● **Problem requirements**:
Take the data that follows and retype it word for word.

(Extracted data entries)
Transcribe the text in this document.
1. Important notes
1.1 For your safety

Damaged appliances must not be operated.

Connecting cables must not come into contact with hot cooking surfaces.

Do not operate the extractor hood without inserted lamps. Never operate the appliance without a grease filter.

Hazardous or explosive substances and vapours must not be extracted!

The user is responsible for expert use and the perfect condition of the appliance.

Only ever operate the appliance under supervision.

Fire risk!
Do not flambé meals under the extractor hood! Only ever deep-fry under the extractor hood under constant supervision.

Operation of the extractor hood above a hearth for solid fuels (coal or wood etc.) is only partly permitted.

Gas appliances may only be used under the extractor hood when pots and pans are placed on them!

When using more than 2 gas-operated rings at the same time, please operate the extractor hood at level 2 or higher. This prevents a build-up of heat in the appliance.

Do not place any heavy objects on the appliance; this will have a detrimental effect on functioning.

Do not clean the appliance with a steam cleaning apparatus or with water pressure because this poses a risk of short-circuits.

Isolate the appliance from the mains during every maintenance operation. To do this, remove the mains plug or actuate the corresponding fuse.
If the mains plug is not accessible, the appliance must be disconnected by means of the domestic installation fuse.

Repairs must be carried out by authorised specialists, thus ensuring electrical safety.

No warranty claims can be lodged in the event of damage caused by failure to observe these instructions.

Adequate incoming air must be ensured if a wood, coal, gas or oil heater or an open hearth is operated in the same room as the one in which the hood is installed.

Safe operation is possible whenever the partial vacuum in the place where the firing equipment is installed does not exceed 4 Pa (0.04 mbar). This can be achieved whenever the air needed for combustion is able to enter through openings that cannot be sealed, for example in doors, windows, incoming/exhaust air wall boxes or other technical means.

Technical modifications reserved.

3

● **Task output**:
Transcribe the text in this document.
1. Important notes
1.1 For your safety

Damaged appliances must not be operated.

Connecting cables must not come into contact with hot cooking surfaces.

Do not operate the extractor hood without inserted lamps. Never operate the appliance without a grease filter.

Hazardous or explosive substances and vapours must not be extracted!

The user is responsible for expert use and the perfect condition of the appliance.

Only ever operate the appliance under supervision.

Fire risk!
Do not flambé meals under the extractor hood! Only ever deep-fry under the extractor hood under constant supervision.

Operation of the extractor hood above a hearth for solid fuels (coal or wood etc.) is only partly permitted.

Gas appliances may only be used under the extractor hood when pots and pans are placed on them!

When using more than 2 gas-operated rings at the same time, please operate the extractor hood at level 2 or higher. This prevents a build-up of heat in the appliance.

Do not place any heavy objects on the appliance; this will have a detrimental effect on functioning.

Do not clean the appliance with a steam cleaning apparatus or with water pressure because this poses a risk of short-circuits.

Isolate the appliance from the mains during every maintenance operation. To do this, remove the mains plug or actuate the corresponding fuse.
If the mains plug is not accessible, the appliance must be disconnected by means of the domestic installation fuse.

Repairs must be carried out by authorised specialists, thus ensuring electrical safety.

No warranty claims can be lodged in the event of damage caused by failure to observe these instructions.

Adequate incoming air must be ensured if a wood, coal, gas or oil heater or an open hearth is operated in the same room as the one in which the hood is installed.

Safe operation is possible whenever the partial vacuum in the place where the firing equipment is installed does not exceed 4 Pa (0.04 mbar). This can be achieved whenever the air needed for combustion is able to enter through openings that cannot be sealed, for example in doors, windows, incoming/exhaust air wall boxes or other technical means.

Technical modifications reserved.

3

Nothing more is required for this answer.